THE EXERCISE: Leave out the pictures and repeat the data exactly.

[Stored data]
----

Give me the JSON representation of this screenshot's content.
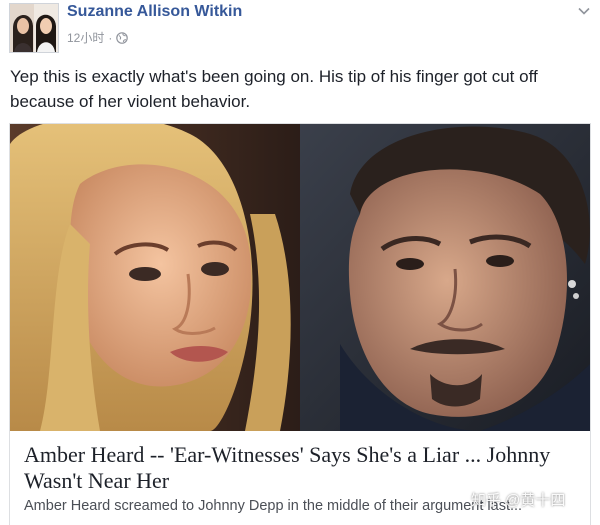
{
  "post": {
    "author": "Suzanne Allison Witkin",
    "timestamp": "12小时",
    "separator": "·",
    "privacy_icon": "globe-icon",
    "options_icon": "chevron-down-icon",
    "text": "Yep this is exactly what's been going on. His tip of his finger got cut off because of her violent behavior."
  },
  "link_card": {
    "title": "Amber Heard -- 'Ear-Witnesses' Says She's a Liar ... Johnny Wasn't Near Her",
    "description": "Amber Heard screamed to Johnny Depp in the middle of their argument last..."
  },
  "watermark": {
    "text": "知乎 @黄十四"
  },
  "colors": {
    "author_link": "#365899",
    "meta_gray": "#90949c",
    "body_text": "#1d2129",
    "card_border": "#dddfe2"
  }
}
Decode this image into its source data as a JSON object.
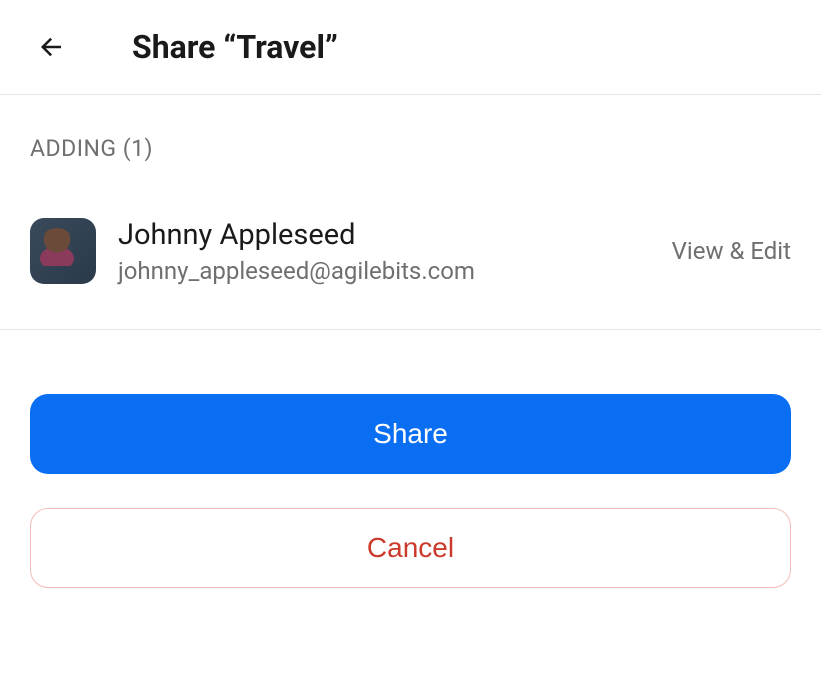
{
  "header": {
    "title": "Share “Travel”"
  },
  "section": {
    "label": "ADDING (1)"
  },
  "users": [
    {
      "name": "Johnny Appleseed",
      "email": "johnny_appleseed@agilebits.com",
      "permission": "View & Edit"
    }
  ],
  "actions": {
    "share_label": "Share",
    "cancel_label": "Cancel"
  }
}
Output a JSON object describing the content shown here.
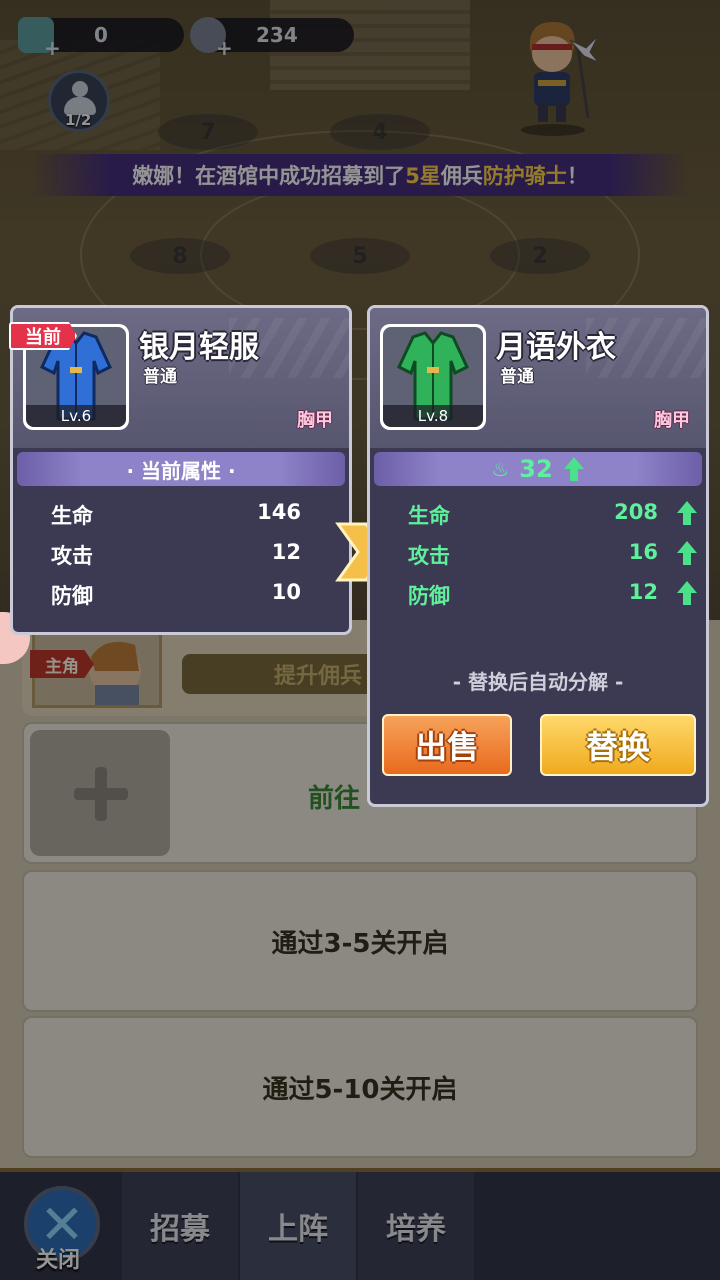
{
  "top": {
    "resources": [
      {
        "icon": "gem-scroll-icon",
        "value": "0"
      },
      {
        "icon": "gear-coin-icon",
        "value": "234"
      }
    ],
    "formation_count": "1/2"
  },
  "battlefield": {
    "slots": [
      "7",
      "4",
      "8",
      "5",
      "2"
    ]
  },
  "notice": {
    "prefix": "嫩娜！在酒馆中成功招募到了",
    "star": "5星",
    "mid": "佣兵",
    "hero": "防护骑士",
    "suffix": "！"
  },
  "current_item": {
    "tag": "当前",
    "name": "银月轻服",
    "quality": "普通",
    "level": "Lv.6",
    "slot": "胸甲",
    "section_title": "· 当前属性 ·",
    "stats": [
      {
        "label": "生命",
        "value": "146"
      },
      {
        "label": "攻击",
        "value": "12"
      },
      {
        "label": "防御",
        "value": "10"
      }
    ],
    "colors": {
      "robe": "#2f6fd6"
    }
  },
  "new_item": {
    "name": "月语外衣",
    "quality": "普通",
    "level": "Lv.8",
    "slot": "胸甲",
    "power_gain": "32",
    "stats": [
      {
        "label": "生命",
        "value": "208"
      },
      {
        "label": "攻击",
        "value": "16"
      },
      {
        "label": "防御",
        "value": "12"
      }
    ],
    "auto_dismantle": "- 替换后自动分解 -",
    "sell_label": "出售",
    "replace_label": "替换",
    "colors": {
      "robe": "#2fb25a",
      "stat": "#5ef09a"
    }
  },
  "lower": {
    "main_tag": "主角",
    "upgrade_label": "提升佣兵",
    "goto_label": "前往",
    "locked_rows": [
      "通过3-5关开启",
      "通过5-10关开启"
    ]
  },
  "tabs": {
    "close": "关闭",
    "items": [
      "招募",
      "上阵",
      "培养"
    ]
  }
}
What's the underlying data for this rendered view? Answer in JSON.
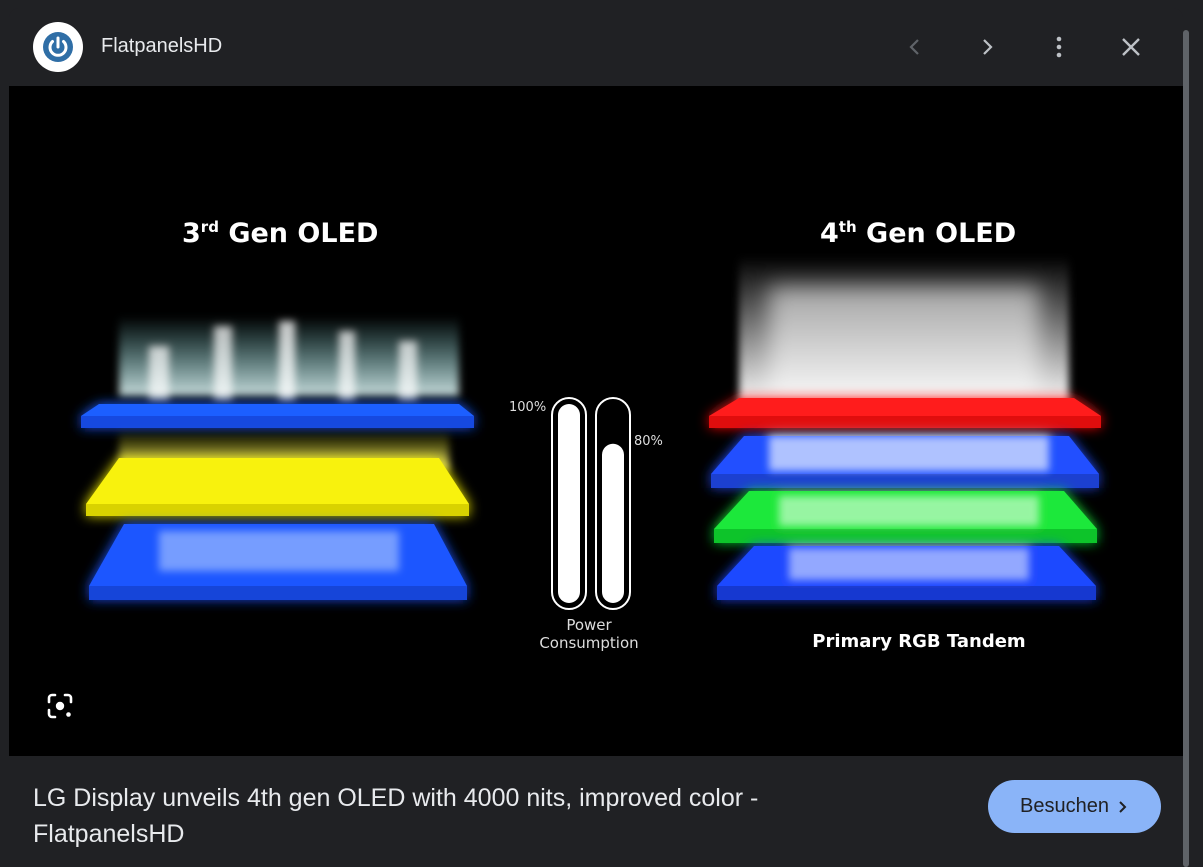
{
  "header": {
    "site_name": "FlatpanelsHD",
    "favicon_icon": "power-icon",
    "prev_icon": "chevron-left-icon",
    "next_icon": "chevron-right-icon",
    "more_icon": "more-vert-icon",
    "close_icon": "close-icon"
  },
  "image": {
    "left_title_main": "3",
    "left_title_sup": "rd",
    "left_title_rest": " Gen OLED",
    "right_title_main": "4",
    "right_title_sup": "th",
    "right_title_rest": " Gen OLED",
    "pct_100": "100%",
    "pct_80": "80%",
    "power_line1": "Power",
    "power_line2": "Consumption",
    "rgb_label": "Primary RGB Tandem",
    "lens_icon": "google-lens-icon",
    "bar1_level": 1.0,
    "bar2_level": 0.8
  },
  "footer": {
    "title": "LG Display unveils 4th gen OLED with 4000 nits, improved color - FlatpanelsHD",
    "visit_label": "Besuchen",
    "visit_icon": "chevron-right-icon"
  },
  "colors": {
    "background": "#202124",
    "accent": "#8ab4f8",
    "favicon": "#1a73e8"
  }
}
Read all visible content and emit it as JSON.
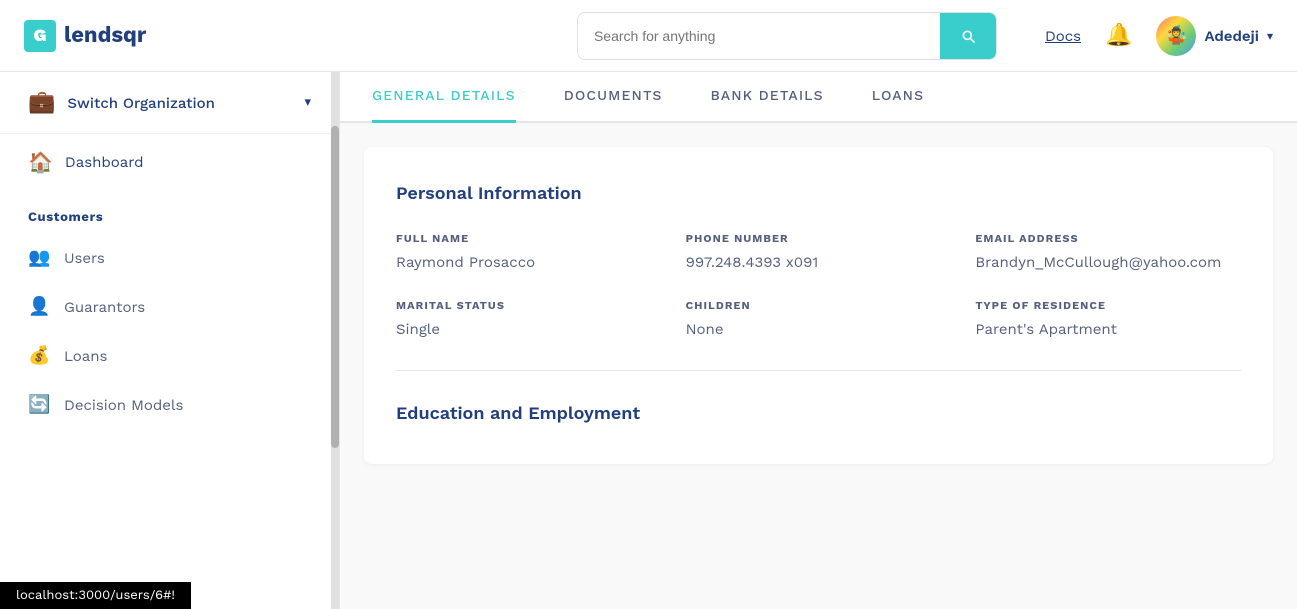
{
  "header": {
    "logo_icon": "G",
    "logo_text": "lendsqr",
    "search_placeholder": "Search for anything",
    "docs_label": "Docs",
    "bell_label": "notifications",
    "avatar_emoji": "🤹",
    "user_name": "Adedeji",
    "user_chevron": "▾"
  },
  "sidebar": {
    "switch_org_label": "Switch Organization",
    "switch_org_chevron": "▾",
    "dashboard_label": "Dashboard",
    "customers_label": "Customers",
    "customers_items": [
      {
        "id": "users",
        "label": "Users",
        "icon": "👥"
      },
      {
        "id": "guarantors",
        "label": "Guarantors",
        "icon": "👤"
      },
      {
        "id": "loans",
        "label": "Loans",
        "icon": "💰"
      },
      {
        "id": "decision-models",
        "label": "Decision Models",
        "icon": "🔄"
      }
    ]
  },
  "tabs": [
    {
      "id": "general-details",
      "label": "General Details",
      "active": true
    },
    {
      "id": "documents",
      "label": "Documents",
      "active": false
    },
    {
      "id": "bank-details",
      "label": "Bank Details",
      "active": false
    },
    {
      "id": "loans",
      "label": "Loans",
      "active": false
    }
  ],
  "personal_info": {
    "section_title": "Personal Information",
    "fields": [
      {
        "label": "Full Name",
        "value": "Raymond Prosacco"
      },
      {
        "label": "Phone Number",
        "value": "997.248.4393 x091"
      },
      {
        "label": "Email Address",
        "value": "Brandyn_McCullough@yahoo.com"
      },
      {
        "label": "Marital Status",
        "value": "Single"
      },
      {
        "label": "Children",
        "value": "None"
      },
      {
        "label": "Type of Residence",
        "value": "Parent's Apartment"
      }
    ]
  },
  "education_section": {
    "title": "Education and Employment"
  },
  "status_bar": {
    "url": "localhost:3000/users/6#!"
  },
  "colors": {
    "accent": "#39cdcc",
    "primary": "#213f7d",
    "text_secondary": "#545f7d"
  }
}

----

EXERCISE RESPONSE:
Give me the JSON representation of this screenshot's content.
{
  "post": {
    "author": "Suzanne Allison Witkin",
    "timestamp": "12小时",
    "separator": "·",
    "privacy_icon": "globe-icon",
    "options_icon": "chevron-down-icon",
    "text": "Yep this is exactly what's been going on. His tip of his finger got cut off because of her violent behavior."
  },
  "link_card": {
    "title": "Amber Heard -- 'Ear-Witnesses' Says She's a Liar ... Johnny Wasn't Near Her",
    "description": "Amber Heard screamed to Johnny Depp in the middle of their argument last..."
  },
  "watermark": {
    "text": "知乎 @黄十四"
  },
  "colors": {
    "author_link": "#365899",
    "meta_gray": "#90949c",
    "body_text": "#1d2129",
    "card_border": "#dddfe2"
  }
}
Decode this image into its source data as a JSON object.
{
  "header": {
    "title": "Share “Travel”"
  },
  "section": {
    "label": "ADDING (1)"
  },
  "users": [
    {
      "name": "Johnny Appleseed",
      "email": "johnny_appleseed@agilebits.com",
      "permission": "View & Edit"
    }
  ],
  "actions": {
    "share_label": "Share",
    "cancel_label": "Cancel"
  }
}
Output a JSON object describing the content shown here.
{
  "top": {
    "resources": [
      {
        "icon": "gem-scroll-icon",
        "value": "0"
      },
      {
        "icon": "gear-coin-icon",
        "value": "234"
      }
    ],
    "formation_count": "1/2"
  },
  "battlefield": {
    "slots": [
      "7",
      "4",
      "8",
      "5",
      "2"
    ]
  },
  "notice": {
    "prefix": "嫩娜！在酒馆中成功招募到了",
    "star": "5星",
    "mid": "佣兵",
    "hero": "防护骑士",
    "suffix": "！"
  },
  "current_item": {
    "tag": "当前",
    "name": "银月轻服",
    "quality": "普通",
    "level": "Lv.6",
    "slot": "胸甲",
    "section_title": "· 当前属性 ·",
    "stats": [
      {
        "label": "生命",
        "value": "146"
      },
      {
        "label": "攻击",
        "value": "12"
      },
      {
        "label": "防御",
        "value": "10"
      }
    ],
    "colors": {
      "robe": "#2f6fd6"
    }
  },
  "new_item": {
    "name": "月语外衣",
    "quality": "普通",
    "level": "Lv.8",
    "slot": "胸甲",
    "power_gain": "32",
    "stats": [
      {
        "label": "生命",
        "value": "208"
      },
      {
        "label": "攻击",
        "value": "16"
      },
      {
        "label": "防御",
        "value": "12"
      }
    ],
    "auto_dismantle": "- 替换后自动分解 -",
    "sell_label": "出售",
    "replace_label": "替换",
    "colors": {
      "robe": "#2fb25a",
      "stat": "#5ef09a"
    }
  },
  "lower": {
    "main_tag": "主角",
    "upgrade_label": "提升佣兵",
    "goto_label": "前往",
    "locked_rows": [
      "通过3-5关开启",
      "通过5-10关开启"
    ]
  },
  "tabs": {
    "close": "关闭",
    "items": [
      "招募",
      "上阵",
      "培养"
    ]
  }
}
What's the underlying data for this rendered view? Answer in JSON.
{
  "header": {
    "site_name": "FlatpanelsHD",
    "favicon_icon": "power-icon",
    "prev_icon": "chevron-left-icon",
    "next_icon": "chevron-right-icon",
    "more_icon": "more-vert-icon",
    "close_icon": "close-icon"
  },
  "image": {
    "left_title_main": "3",
    "left_title_sup": "rd",
    "left_title_rest": " Gen OLED",
    "right_title_main": "4",
    "right_title_sup": "th",
    "right_title_rest": " Gen OLED",
    "pct_100": "100%",
    "pct_80": "80%",
    "power_line1": "Power",
    "power_line2": "Consumption",
    "rgb_label": "Primary RGB Tandem",
    "lens_icon": "google-lens-icon",
    "bar1_level": 1.0,
    "bar2_level": 0.8
  },
  "footer": {
    "title": "LG Display unveils 4th gen OLED with 4000 nits, improved color - FlatpanelsHD",
    "visit_label": "Besuchen",
    "visit_icon": "chevron-right-icon"
  },
  "colors": {
    "background": "#202124",
    "accent": "#8ab4f8",
    "favicon": "#1a73e8"
  }
}
Read all visible content and emit it as JSON.
{
  "header": {
    "logo_icon": "G",
    "logo_text": "lendsqr",
    "search_placeholder": "Search for anything",
    "docs_label": "Docs",
    "bell_label": "notifications",
    "avatar_emoji": "🤹",
    "user_name": "Adedeji",
    "user_chevron": "▾"
  },
  "sidebar": {
    "switch_org_label": "Switch Organization",
    "switch_org_chevron": "▾",
    "dashboard_label": "Dashboard",
    "customers_label": "Customers",
    "customers_items": [
      {
        "id": "users",
        "label": "Users",
        "icon": "👥"
      },
      {
        "id": "guarantors",
        "label": "Guarantors",
        "icon": "👤"
      },
      {
        "id": "loans",
        "label": "Loans",
        "icon": "💰"
      },
      {
        "id": "decision-models",
        "label": "Decision Models",
        "icon": "🔄"
      }
    ]
  },
  "tabs": [
    {
      "id": "general-details",
      "label": "General Details",
      "active": true
    },
    {
      "id": "documents",
      "label": "Documents",
      "active": false
    },
    {
      "id": "bank-details",
      "label": "Bank Details",
      "active": false
    },
    {
      "id": "loans",
      "label": "Loans",
      "active": false
    }
  ],
  "personal_info": {
    "section_title": "Personal Information",
    "fields": [
      {
        "label": "Full Name",
        "value": "Raymond Prosacco"
      },
      {
        "label": "Phone Number",
        "value": "997.248.4393 x091"
      },
      {
        "label": "Email Address",
        "value": "Brandyn_McCullough@yahoo.com"
      },
      {
        "label": "Marital Status",
        "value": "Single"
      },
      {
        "label": "Children",
        "value": "None"
      },
      {
        "label": "Type of Residence",
        "value": "Parent's Apartment"
      }
    ]
  },
  "education_section": {
    "title": "Education and Employment"
  },
  "status_bar": {
    "url": "localhost:3000/users/6#!"
  },
  "colors": {
    "accent": "#39cdcc",
    "primary": "#213f7d",
    "text_secondary": "#545f7d"
  }
}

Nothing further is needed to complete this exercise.